BEGIN GIVEN DATA
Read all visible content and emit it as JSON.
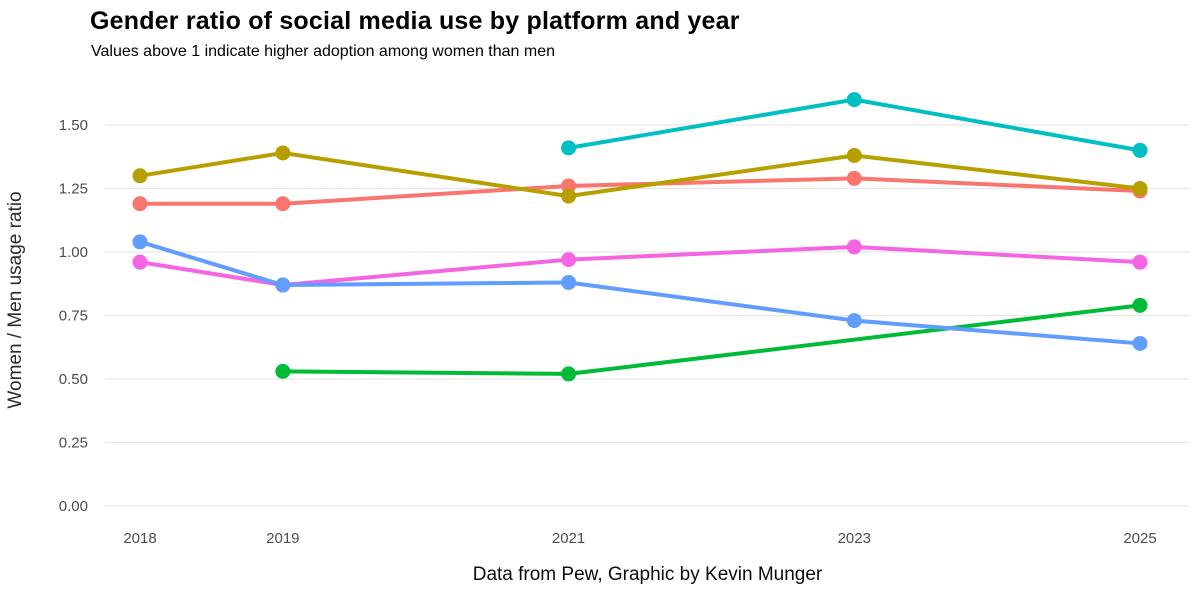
{
  "header": {
    "title": "Gender ratio of social media use by platform and year",
    "subtitle": "Values above 1 indicate higher adoption among women than men"
  },
  "footer": {
    "caption": "Data from Pew, Graphic by Kevin Munger"
  },
  "chart_data": {
    "type": "line",
    "title": "Gender ratio of social media use by platform and year",
    "subtitle": "Values above 1 indicate higher adoption among women than men",
    "caption": "Data from Pew, Graphic by Kevin Munger",
    "xlabel": "",
    "ylabel": "Women / Men usage ratio",
    "x_ticks": [
      2018,
      2019,
      2021,
      2023,
      2025
    ],
    "y_ticks": [
      0.0,
      0.25,
      0.5,
      0.75,
      1.0,
      1.25,
      1.5
    ],
    "xlim": [
      2018,
      2025
    ],
    "ylim": [
      0.0,
      1.6
    ],
    "grid": "horizontal-major-only",
    "legend": "none",
    "marker": "circle",
    "background_color": "#ffffff",
    "grid_color": "#e7e7e7",
    "tick_label_color": "#4d4d4d",
    "series": [
      {
        "name": "salmon",
        "color": "#F8766D",
        "points": [
          {
            "x": 2018,
            "y": 1.19
          },
          {
            "x": 2019,
            "y": 1.19
          },
          {
            "x": 2021,
            "y": 1.26
          },
          {
            "x": 2023,
            "y": 1.29
          },
          {
            "x": 2025,
            "y": 1.24
          }
        ]
      },
      {
        "name": "olive",
        "color": "#B79F00",
        "points": [
          {
            "x": 2018,
            "y": 1.3
          },
          {
            "x": 2019,
            "y": 1.39
          },
          {
            "x": 2021,
            "y": 1.22
          },
          {
            "x": 2023,
            "y": 1.38
          },
          {
            "x": 2025,
            "y": 1.25
          }
        ]
      },
      {
        "name": "green",
        "color": "#00BA38",
        "points": [
          {
            "x": 2019,
            "y": 0.53
          },
          {
            "x": 2021,
            "y": 0.52
          },
          {
            "x": 2025,
            "y": 0.79
          }
        ]
      },
      {
        "name": "teal",
        "color": "#00BFC4",
        "points": [
          {
            "x": 2021,
            "y": 1.41
          },
          {
            "x": 2023,
            "y": 1.6
          },
          {
            "x": 2025,
            "y": 1.4
          }
        ]
      },
      {
        "name": "magenta",
        "color": "#F564E3",
        "points": [
          {
            "x": 2018,
            "y": 0.96
          },
          {
            "x": 2019,
            "y": 0.87
          },
          {
            "x": 2021,
            "y": 0.97
          },
          {
            "x": 2023,
            "y": 1.02
          },
          {
            "x": 2025,
            "y": 0.96
          }
        ]
      },
      {
        "name": "blue",
        "color": "#619CFF",
        "points": [
          {
            "x": 2018,
            "y": 1.04
          },
          {
            "x": 2019,
            "y": 0.87
          },
          {
            "x": 2021,
            "y": 0.88
          },
          {
            "x": 2023,
            "y": 0.73
          },
          {
            "x": 2025,
            "y": 0.64
          }
        ]
      }
    ]
  }
}
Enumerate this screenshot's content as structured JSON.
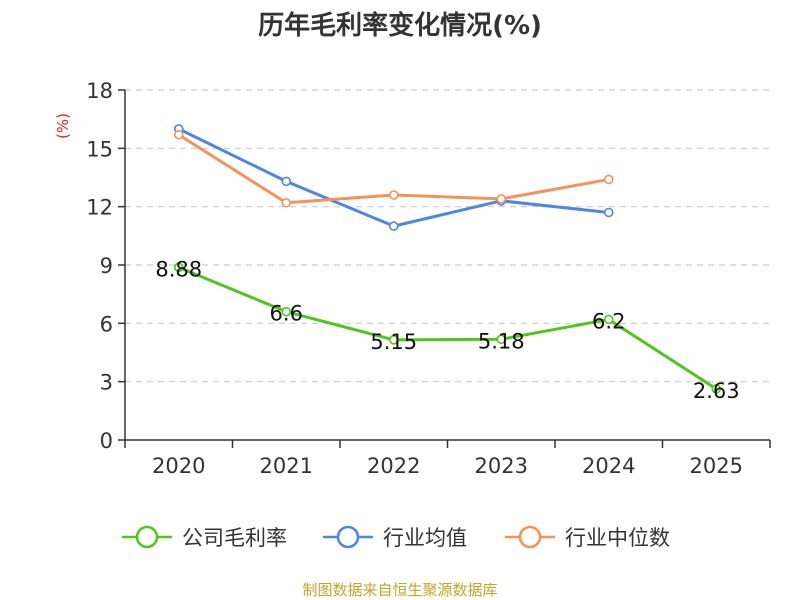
{
  "chart_data": {
    "type": "line",
    "title": "历年毛利率变化情况(%)",
    "ylabel": "(%)",
    "xlabel": "",
    "categories": [
      "2020",
      "2021",
      "2022",
      "2023",
      "2024",
      "2025"
    ],
    "ylim": [
      0,
      18
    ],
    "yticks": [
      0,
      3,
      6,
      9,
      12,
      15,
      18
    ],
    "grid": true,
    "legend_position": "bottom",
    "series": [
      {
        "name": "公司毛利率",
        "color": "#52c41a",
        "values": [
          8.88,
          6.6,
          5.15,
          5.18,
          6.2,
          2.63
        ],
        "labels": [
          "8.88",
          "6.6",
          "5.15",
          "5.18",
          "6.2",
          "2.63"
        ]
      },
      {
        "name": "行业均值",
        "color": "#4f86e0",
        "values": [
          16.0,
          13.3,
          11.0,
          12.3,
          11.7,
          null
        ]
      },
      {
        "name": "行业中位数",
        "color": "#f59356",
        "values": [
          15.7,
          12.2,
          12.6,
          12.4,
          13.4,
          null
        ]
      }
    ]
  },
  "footer": "制图数据来自恒生聚源数据库"
}
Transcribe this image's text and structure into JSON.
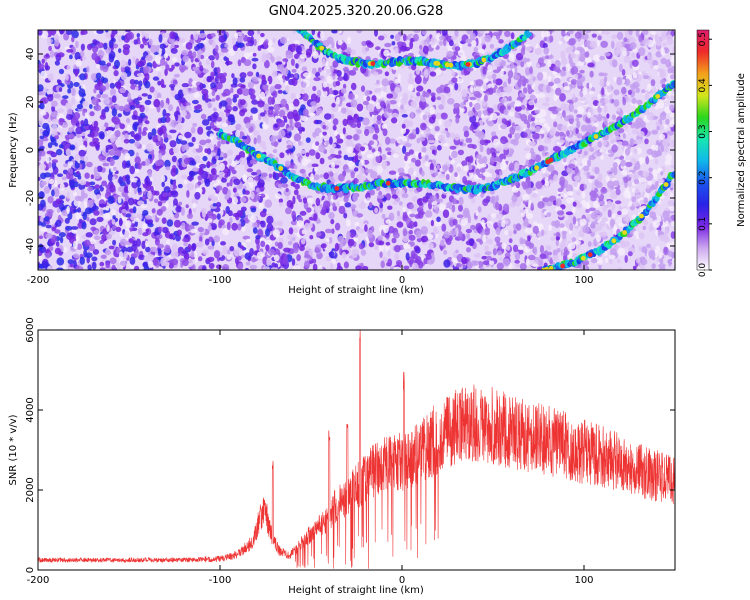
{
  "title": "GN04.2025.320.20.06.G28",
  "chart_data": [
    {
      "type": "heatmap",
      "xlabel": "Height of straight line (km)",
      "ylabel": "Frequency (Hz)",
      "xlim": [
        -200,
        150
      ],
      "ylim": [
        -50,
        50
      ],
      "xticks": [
        -200,
        -100,
        0,
        100
      ],
      "yticks": [
        -40,
        -20,
        0,
        20,
        40
      ],
      "colorbar": {
        "label": "Normalized spectral amplitude",
        "range": [
          0,
          0.52
        ],
        "ticks": [
          0.0,
          0.1,
          0.2,
          0.3,
          0.4,
          0.5
        ],
        "colors": [
          "#ffffff",
          "#cda8ef",
          "#7a28e6",
          "#2a22e6",
          "#1a55ee",
          "#10b8ea",
          "#18e6b0",
          "#2bd61c",
          "#d4e61c",
          "#f2a01c",
          "#ee2a2a",
          "#e11d6e"
        ]
      },
      "ridges": [
        {
          "x": [
            -100,
            -90,
            -80,
            -70,
            -60,
            -50,
            -40,
            -30,
            -20,
            -10,
            0,
            10,
            20,
            30,
            40,
            50,
            60,
            70,
            80,
            90,
            100,
            110,
            120,
            130,
            140,
            150
          ],
          "y": [
            7,
            3,
            -2,
            -6,
            -11,
            -15,
            -16,
            -16,
            -15,
            -14,
            -13.5,
            -14,
            -15,
            -16,
            -16.5,
            -15,
            -12,
            -9,
            -5,
            -1,
            3,
            7,
            11,
            16,
            22,
            28
          ]
        },
        {
          "x": [
            -60,
            -50,
            -40,
            -30,
            -20,
            -10,
            0,
            10,
            20,
            30,
            40,
            50,
            60,
            70
          ],
          "y": [
            53,
            46,
            40,
            37,
            36,
            36,
            37,
            37,
            36,
            35,
            36,
            39,
            43,
            49
          ]
        },
        {
          "x": [
            78,
            90,
            100,
            110,
            120,
            130,
            140,
            150
          ],
          "y": [
            -50,
            -48,
            -45,
            -41,
            -36,
            -29,
            -20,
            -9
          ]
        }
      ]
    },
    {
      "type": "line",
      "xlabel": "Height of straight line (km)",
      "ylabel": "SNR (10 * v/v)",
      "xlim": [
        -200,
        150
      ],
      "ylim": [
        0,
        6000
      ],
      "xticks": [
        -200,
        -100,
        0,
        100
      ],
      "yticks": [
        0,
        2000,
        4000,
        6000
      ],
      "color": "#ee3333",
      "envelope": {
        "x": [
          -200,
          -150,
          -120,
          -100,
          -90,
          -82,
          -78,
          -75,
          -72,
          -68,
          -62,
          -55,
          -48,
          -42,
          -38,
          -35,
          -30,
          -25,
          -20,
          -15,
          -10,
          -5,
          0,
          5,
          10,
          20,
          30,
          40,
          50,
          60,
          70,
          80,
          90,
          100,
          110,
          120,
          130,
          140,
          150
        ],
        "y": [
          250,
          250,
          250,
          280,
          400,
          700,
          1300,
          1500,
          900,
          500,
          350,
          700,
          1000,
          1200,
          1500,
          1700,
          1800,
          2100,
          2300,
          2500,
          2600,
          2700,
          2700,
          2800,
          3000,
          3300,
          3550,
          3650,
          3600,
          3450,
          3350,
          3250,
          3100,
          2950,
          2850,
          2700,
          2500,
          2350,
          2250
        ]
      },
      "spikes": [
        {
          "x": -71,
          "y": 2800
        },
        {
          "x": -40,
          "y": 3500
        },
        {
          "x": -30,
          "y": 3700
        },
        {
          "x": -23,
          "y": 6100
        },
        {
          "x": 1,
          "y": 5000
        }
      ]
    }
  ]
}
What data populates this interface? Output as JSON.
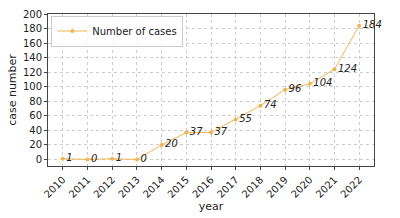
{
  "chart_data": {
    "type": "line",
    "x_label": "year",
    "y_label": "case number",
    "x": [
      2010,
      2011,
      2012,
      2013,
      2014,
      2015,
      2016,
      2017,
      2018,
      2019,
      2020,
      2021,
      2022
    ],
    "series": [
      {
        "name": "Number of cases",
        "color": "#f2b451",
        "marker": "circle",
        "values": [
          1,
          0,
          1,
          0,
          20,
          37,
          37,
          55,
          74,
          96,
          104,
          124,
          184
        ]
      }
    ],
    "xlim": [
      2009.4,
      2022.6
    ],
    "xticks": [
      2010,
      2011,
      2012,
      2013,
      2014,
      2015,
      2016,
      2017,
      2018,
      2019,
      2020,
      2021,
      2022
    ],
    "ylim": [
      -9,
      200
    ],
    "yticks": [
      0,
      20,
      40,
      60,
      80,
      100,
      120,
      140,
      160,
      180,
      200
    ],
    "grid": true,
    "legend": "upper left",
    "data_labels": true
  }
}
END GIVEN DATA
- **STATED TASK**: Go through the preceding material and copy each line that has the word "indicate".

- **RIGHT ANSWER**:
    "subtitle": "Values above 1 indicate higher adoption among women than men"
    "subtitle": "Values above 1 indicate higher adoption among women than men",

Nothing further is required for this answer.